## Figure record listings:
══════════
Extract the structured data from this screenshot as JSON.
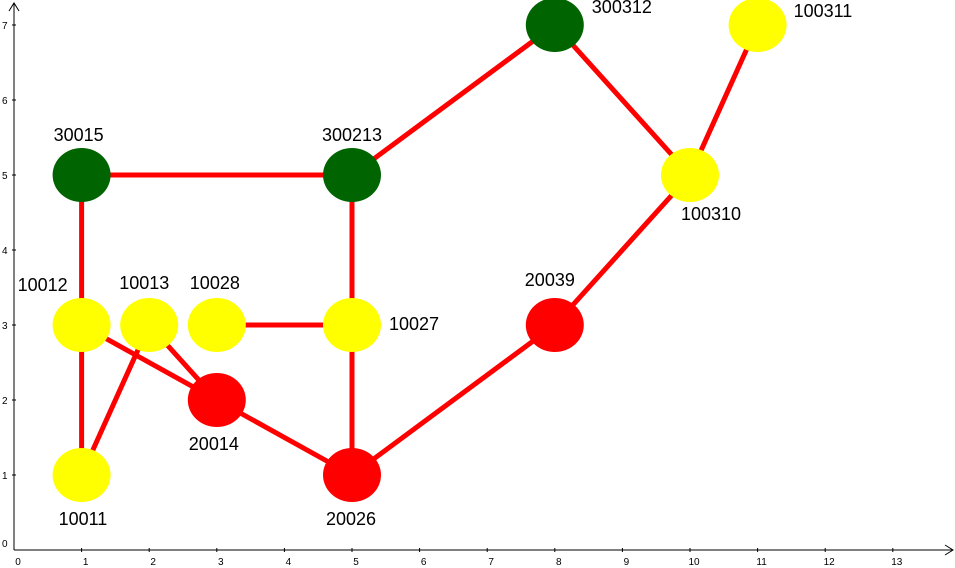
{
  "axes": {
    "x_ticks": [
      "0",
      "1",
      "2",
      "3",
      "4",
      "5",
      "6",
      "7",
      "8",
      "9",
      "10",
      "11",
      "12",
      "13"
    ],
    "y_ticks": [
      "1",
      "2",
      "3",
      "4",
      "5",
      "6",
      "7"
    ],
    "origin_label": "0",
    "xlim": [
      0,
      13.8
    ],
    "ylim": [
      0,
      7.3
    ]
  },
  "colors": {
    "edge": "#ff0000",
    "green": "#006400",
    "yellow": "#ffff00",
    "red": "#ff0000"
  },
  "nodes": [
    {
      "id": "30015",
      "label": "30015",
      "x": 1,
      "y": 5,
      "color": "green"
    },
    {
      "id": "300213",
      "label": "300213",
      "x": 5,
      "y": 5,
      "color": "green"
    },
    {
      "id": "300312",
      "label": "300312",
      "x": 8,
      "y": 7,
      "color": "green"
    },
    {
      "id": "100311",
      "label": "100311",
      "x": 11,
      "y": 7,
      "color": "yellow"
    },
    {
      "id": "100310",
      "label": "100310",
      "x": 10,
      "y": 5,
      "color": "yellow"
    },
    {
      "id": "10012",
      "label": "10012",
      "x": 1,
      "y": 3,
      "color": "yellow"
    },
    {
      "id": "10013",
      "label": "10013",
      "x": 2,
      "y": 3,
      "color": "yellow"
    },
    {
      "id": "10028",
      "label": "10028",
      "x": 3,
      "y": 3,
      "color": "yellow"
    },
    {
      "id": "10027",
      "label": "10027",
      "x": 5,
      "y": 3,
      "color": "yellow"
    },
    {
      "id": "20039",
      "label": "20039",
      "x": 8,
      "y": 3,
      "color": "red"
    },
    {
      "id": "20014",
      "label": "20014",
      "x": 3,
      "y": 2,
      "color": "red"
    },
    {
      "id": "10011",
      "label": "10011",
      "x": 1,
      "y": 1,
      "color": "yellow"
    },
    {
      "id": "20026",
      "label": "20026",
      "x": 5,
      "y": 1,
      "color": "red"
    }
  ],
  "edges": [
    [
      "30015",
      "300213"
    ],
    [
      "30015",
      "10012"
    ],
    [
      "300213",
      "300312"
    ],
    [
      "300213",
      "10027"
    ],
    [
      "300312",
      "100310"
    ],
    [
      "100311",
      "100310"
    ],
    [
      "100310",
      "20039"
    ],
    [
      "20039",
      "20026"
    ],
    [
      "10027",
      "20026"
    ],
    [
      "10028",
      "10027"
    ],
    [
      "10012",
      "10011"
    ],
    [
      "10012",
      "20014"
    ],
    [
      "10013",
      "20014"
    ],
    [
      "10013",
      "10011"
    ],
    [
      "20014",
      "20026"
    ]
  ]
}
══════════
## TASK REQUIREMENTS:
Transcribe every record above exactly, leaving out the pictures.

## EXERCISE OUTPUT:
Extract the structured data from this screenshot as JSON.
{
  "axes": {
    "x_ticks": [
      "0",
      "1",
      "2",
      "3",
      "4",
      "5",
      "6",
      "7",
      "8",
      "9",
      "10",
      "11",
      "12",
      "13"
    ],
    "y_ticks": [
      "1",
      "2",
      "3",
      "4",
      "5",
      "6",
      "7"
    ],
    "origin_label": "0",
    "xlim": [
      0,
      13.8
    ],
    "ylim": [
      0,
      7.3
    ]
  },
  "colors": {
    "edge": "#ff0000",
    "green": "#006400",
    "yellow": "#ffff00",
    "red": "#ff0000"
  },
  "nodes": [
    {
      "id": "30015",
      "label": "30015",
      "x": 1,
      "y": 5,
      "color": "green"
    },
    {
      "id": "300213",
      "label": "300213",
      "x": 5,
      "y": 5,
      "color": "green"
    },
    {
      "id": "300312",
      "label": "300312",
      "x": 8,
      "y": 7,
      "color": "green"
    },
    {
      "id": "100311",
      "label": "100311",
      "x": 11,
      "y": 7,
      "color": "yellow"
    },
    {
      "id": "100310",
      "label": "100310",
      "x": 10,
      "y": 5,
      "color": "yellow"
    },
    {
      "id": "10012",
      "label": "10012",
      "x": 1,
      "y": 3,
      "color": "yellow"
    },
    {
      "id": "10013",
      "label": "10013",
      "x": 2,
      "y": 3,
      "color": "yellow"
    },
    {
      "id": "10028",
      "label": "10028",
      "x": 3,
      "y": 3,
      "color": "yellow"
    },
    {
      "id": "10027",
      "label": "10027",
      "x": 5,
      "y": 3,
      "color": "yellow"
    },
    {
      "id": "20039",
      "label": "20039",
      "x": 8,
      "y": 3,
      "color": "red"
    },
    {
      "id": "20014",
      "label": "20014",
      "x": 3,
      "y": 2,
      "color": "red"
    },
    {
      "id": "10011",
      "label": "10011",
      "x": 1,
      "y": 1,
      "color": "yellow"
    },
    {
      "id": "20026",
      "label": "20026",
      "x": 5,
      "y": 1,
      "color": "red"
    }
  ],
  "edges": [
    [
      "30015",
      "300213"
    ],
    [
      "30015",
      "10012"
    ],
    [
      "300213",
      "300312"
    ],
    [
      "300213",
      "10027"
    ],
    [
      "300312",
      "100310"
    ],
    [
      "100311",
      "100310"
    ],
    [
      "100310",
      "20039"
    ],
    [
      "20039",
      "20026"
    ],
    [
      "10027",
      "20026"
    ],
    [
      "10028",
      "10027"
    ],
    [
      "10012",
      "10011"
    ],
    [
      "10012",
      "20014"
    ],
    [
      "10013",
      "20014"
    ],
    [
      "10013",
      "10011"
    ],
    [
      "20014",
      "20026"
    ]
  ]
}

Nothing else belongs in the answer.